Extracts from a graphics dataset

* * * * * * *

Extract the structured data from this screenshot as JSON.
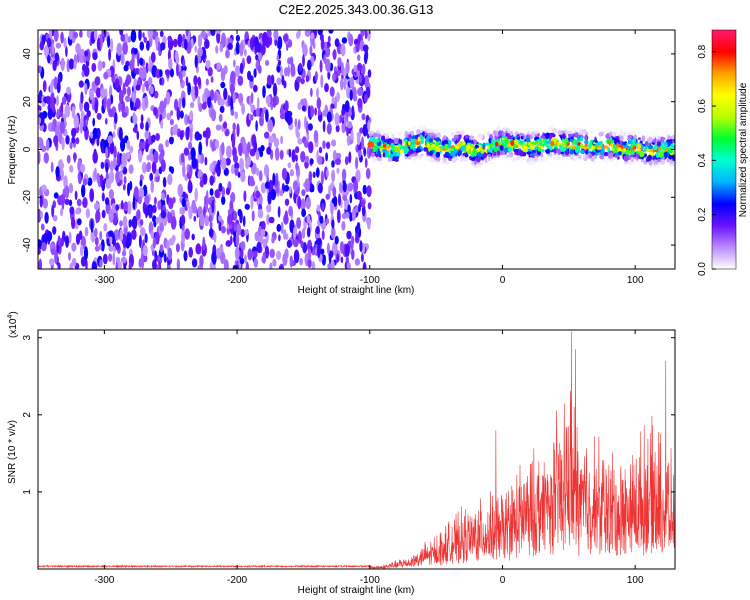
{
  "title": "C2E2.2025.343.00.36.G13",
  "chart_data": [
    {
      "type": "heatmap",
      "xlabel": "Height of straight line (km)",
      "ylabel": "Frequency (Hz)",
      "xlim": [
        -350,
        130
      ],
      "ylim": [
        -50,
        50
      ],
      "xticks": [
        -300,
        -200,
        -100,
        0,
        100
      ],
      "yticks": [
        -40,
        -20,
        0,
        20,
        40
      ],
      "noise_region_x": [
        -350,
        -100
      ],
      "signal_region_x": [
        -100,
        130
      ],
      "signal_track": {
        "x": [
          -100,
          -90,
          -80,
          -70,
          -60,
          -50,
          -40,
          -30,
          -20,
          -10,
          0,
          10,
          20,
          30,
          40,
          50,
          60,
          70,
          80,
          90,
          100,
          110,
          120,
          130
        ],
        "freq": [
          2,
          1,
          -1,
          2,
          3,
          1,
          0,
          2,
          -1,
          1,
          3,
          2,
          1,
          2,
          3,
          2,
          2,
          1,
          2,
          0,
          1,
          -1,
          0,
          0
        ]
      },
      "colorbar": {
        "label": "Normalized spectral amplitude",
        "range": [
          0.0,
          0.88
        ],
        "ticks": [
          0.0,
          0.2,
          0.4,
          0.6,
          0.8
        ],
        "colors": [
          "#ffffff",
          "#b98bff",
          "#6b12ff",
          "#0000ff",
          "#00b4ff",
          "#00ffd0",
          "#00ff30",
          "#b8ff00",
          "#ffff00",
          "#ffa000",
          "#ff0000",
          "#ff1a6e"
        ]
      },
      "grid": false
    },
    {
      "type": "line",
      "xlabel": "Height of straight line (km)",
      "ylabel": "SNR (10 * v/v)",
      "multiplier_label": "(x10",
      "multiplier_exp": "4",
      "multiplier_close": ")",
      "xlim": [
        -350,
        130
      ],
      "ylim": [
        0,
        3.1
      ],
      "xticks": [
        -300,
        -200,
        -100,
        0,
        100
      ],
      "yticks": [
        1,
        2,
        3
      ],
      "color": "#ee3333",
      "envelope": {
        "x": [
          -350,
          -100,
          -90,
          -80,
          -70,
          -60,
          -50,
          -40,
          -30,
          -20,
          -10,
          0,
          10,
          20,
          30,
          40,
          50,
          60,
          70,
          80,
          90,
          100,
          110,
          120,
          130
        ],
        "y": [
          0.03,
          0.04,
          0.06,
          0.12,
          0.2,
          0.35,
          0.5,
          0.7,
          0.85,
          0.95,
          1.05,
          1.15,
          1.4,
          1.6,
          1.8,
          2.1,
          2.6,
          2.0,
          1.9,
          1.7,
          1.6,
          1.8,
          2.1,
          1.9,
          1.5
        ]
      },
      "peaks": [
        {
          "x": 52,
          "y": 3.08
        },
        {
          "x": 55,
          "y": 2.85
        },
        {
          "x": 123,
          "y": 2.7
        },
        {
          "x": -5,
          "y": 1.8
        }
      ],
      "grid": false
    }
  ]
}
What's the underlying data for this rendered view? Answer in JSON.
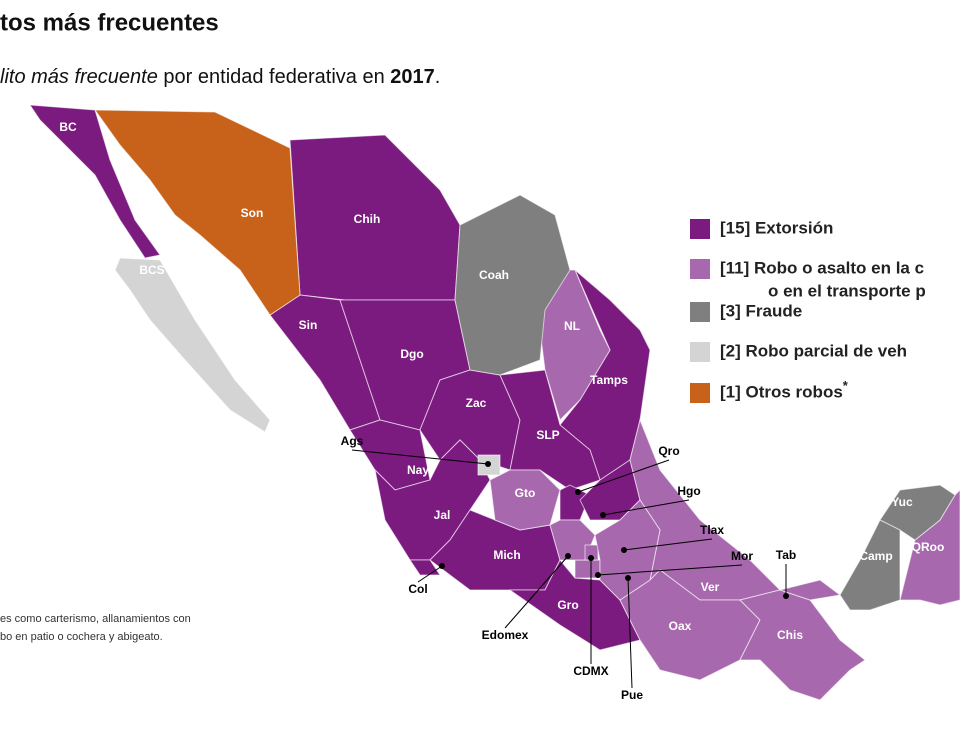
{
  "header": {
    "title": "tos más frecuentes",
    "subtitle": {
      "italic": "lito más frecuente",
      "plain": "por entidad federativa en",
      "bold": "2017",
      "end": "."
    }
  },
  "legend": {
    "items": [
      {
        "lines": [
          "[15] Extorsión"
        ],
        "color": "#7b1a7f",
        "states": [
          "BC",
          "Chih",
          "Sin",
          "Dgo",
          "Tamps",
          "Zac",
          "SLP",
          "Qro",
          "Nay",
          "Hgo",
          "Jal",
          "Tlax",
          "Mich",
          "Col",
          "Gro"
        ]
      },
      {
        "lines": [
          "[11] Robo o asalto en la c",
          "o en el transporte p"
        ],
        "color": "#a768ae",
        "states": [
          "NL",
          "Gto",
          "Mor",
          "Ver",
          "Oax",
          "Chis",
          "QRoo",
          "Edomex",
          "CDMX",
          "Pue",
          "Tab"
        ]
      },
      {
        "lines": [
          "[3] Fraude"
        ],
        "color": "#7f7f7f",
        "states": [
          "Coah",
          "Yuc",
          "Camp"
        ]
      },
      {
        "lines": [
          "[2] Robo parcial de veh"
        ],
        "color": "#d4d4d4",
        "states": [
          "BCS",
          "Ags"
        ]
      },
      {
        "lines": [
          "[1] Otros robos"
        ],
        "mark": "*",
        "color": "#c8611a",
        "states": [
          "Son"
        ]
      }
    ]
  },
  "footnote": {
    "lines": [
      "es como carterismo, allanamientos con",
      "bo en patio o cochera y abigeato."
    ]
  }
}
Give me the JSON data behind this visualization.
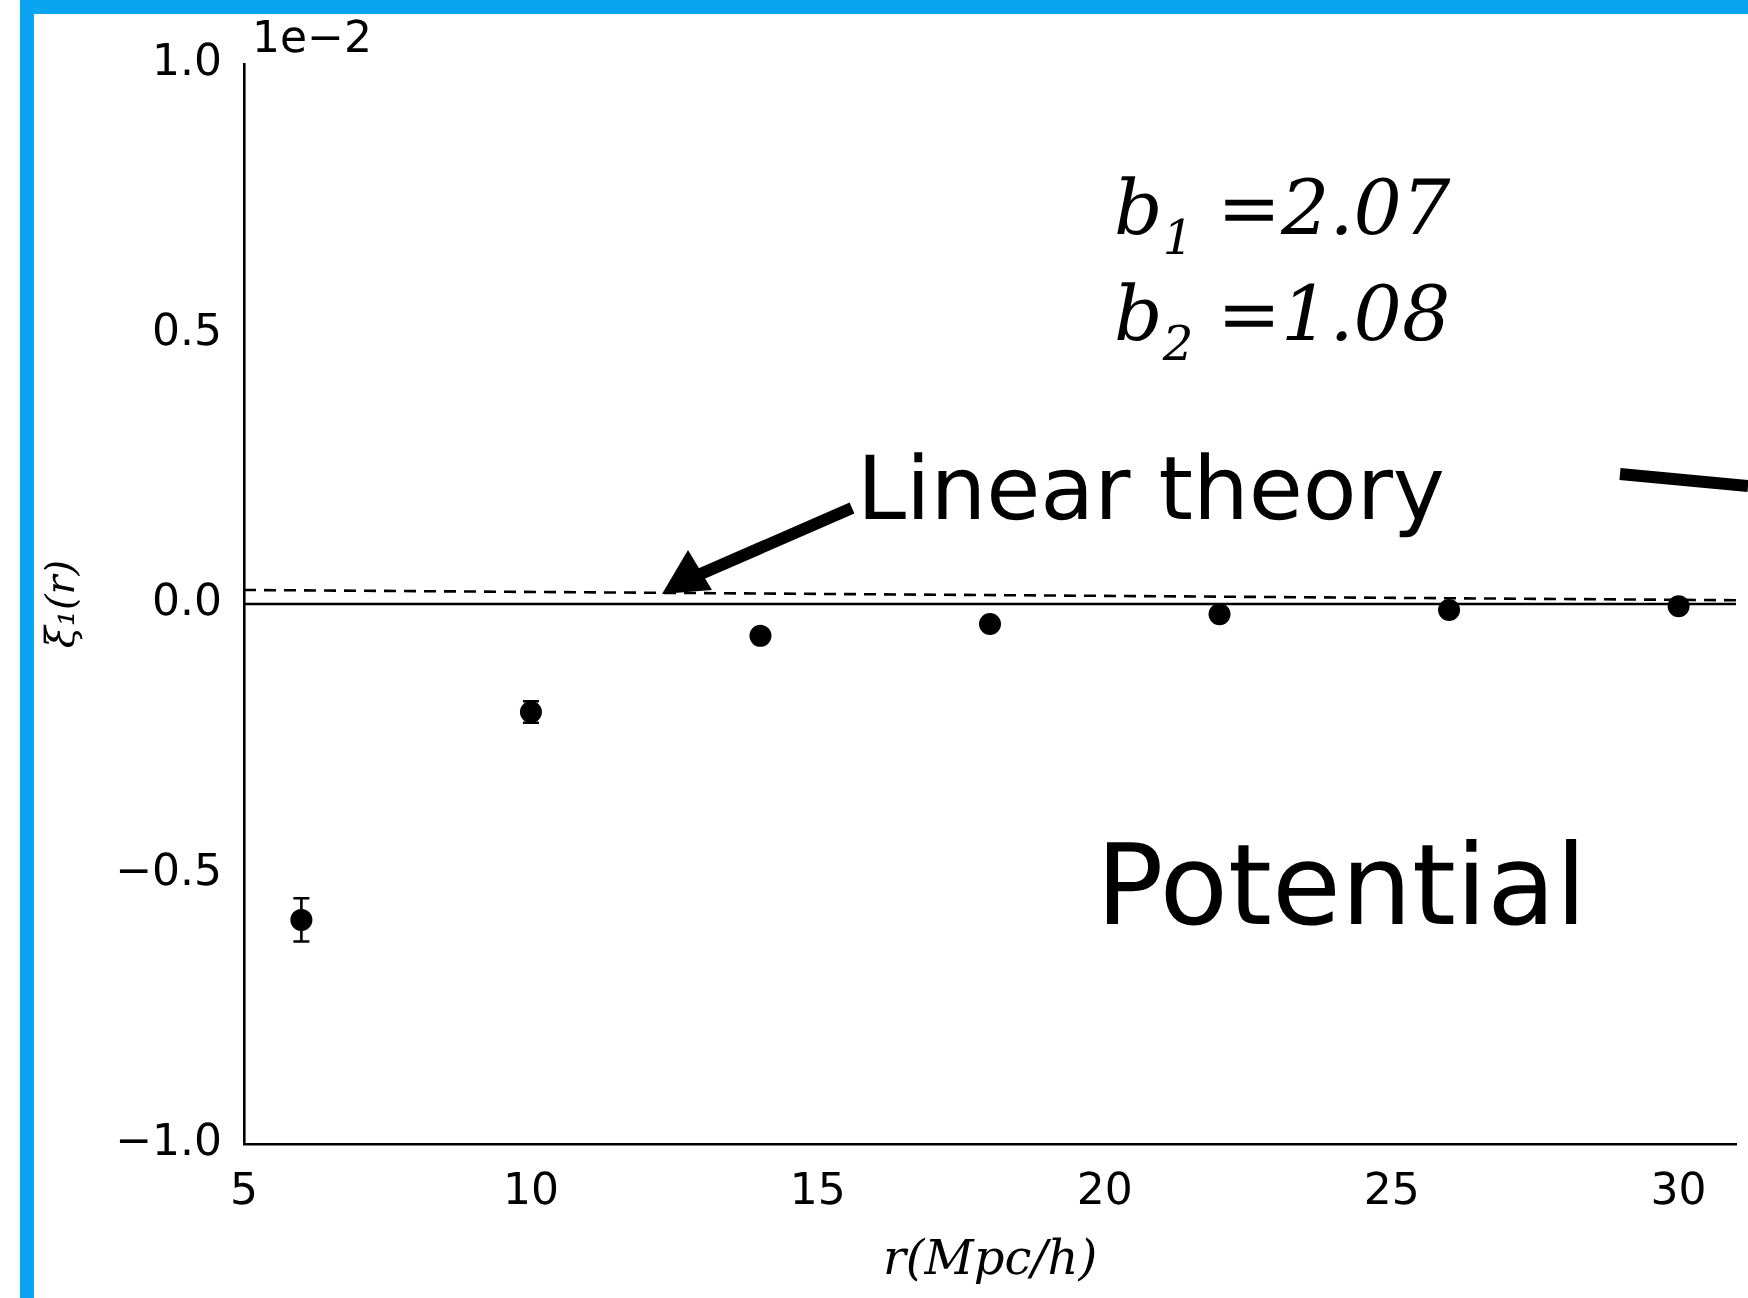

* * * * * * *

PROBLEM DESCRIPTION
Copy out every line of the material above that mentions the word "ylabel".

REPLY TO THE EXERCISE
      "ylabel": "Frequency (Hz)",
      "ylabel": "SNR (10 * v/v)",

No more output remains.